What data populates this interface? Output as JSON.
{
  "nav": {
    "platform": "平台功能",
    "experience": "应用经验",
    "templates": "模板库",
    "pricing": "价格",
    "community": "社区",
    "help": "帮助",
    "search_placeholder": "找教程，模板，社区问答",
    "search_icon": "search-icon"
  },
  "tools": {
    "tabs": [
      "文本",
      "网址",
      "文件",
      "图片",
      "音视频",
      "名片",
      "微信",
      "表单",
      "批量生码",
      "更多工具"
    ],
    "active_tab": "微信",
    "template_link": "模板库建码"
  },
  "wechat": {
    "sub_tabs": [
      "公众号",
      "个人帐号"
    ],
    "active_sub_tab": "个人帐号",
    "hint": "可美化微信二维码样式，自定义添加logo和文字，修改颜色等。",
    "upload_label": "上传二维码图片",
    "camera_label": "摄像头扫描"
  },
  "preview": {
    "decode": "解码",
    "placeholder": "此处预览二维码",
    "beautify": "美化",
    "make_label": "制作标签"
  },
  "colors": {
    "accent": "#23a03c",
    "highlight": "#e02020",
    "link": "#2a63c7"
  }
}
----
#### Exercise requirements
Produce an exact copy of every entry above.

#### Response for this exercise
What data populates this interface? Output as JSON.
{
  "nav": {
    "platform": "平台功能",
    "experience": "应用经验",
    "templates": "模板库",
    "pricing": "价格",
    "community": "社区",
    "help": "帮助",
    "search_placeholder": "找教程，模板，社区问答",
    "search_icon": "search-icon"
  },
  "tools": {
    "tabs": [
      "文本",
      "网址",
      "文件",
      "图片",
      "音视频",
      "名片",
      "微信",
      "表单",
      "批量生码",
      "更多工具"
    ],
    "active_tab": "微信",
    "template_link": "模板库建码"
  },
  "wechat": {
    "sub_tabs": [
      "公众号",
      "个人帐号"
    ],
    "active_sub_tab": "个人帐号",
    "hint": "可美化微信二维码样式，自定义添加logo和文字，修改颜色等。",
    "upload_label": "上传二维码图片",
    "camera_label": "摄像头扫描"
  },
  "preview": {
    "decode": "解码",
    "placeholder": "此处预览二维码",
    "beautify": "美化",
    "make_label": "制作标签"
  },
  "colors": {
    "accent": "#23a03c",
    "highlight": "#e02020",
    "link": "#2a63c7"
  }
}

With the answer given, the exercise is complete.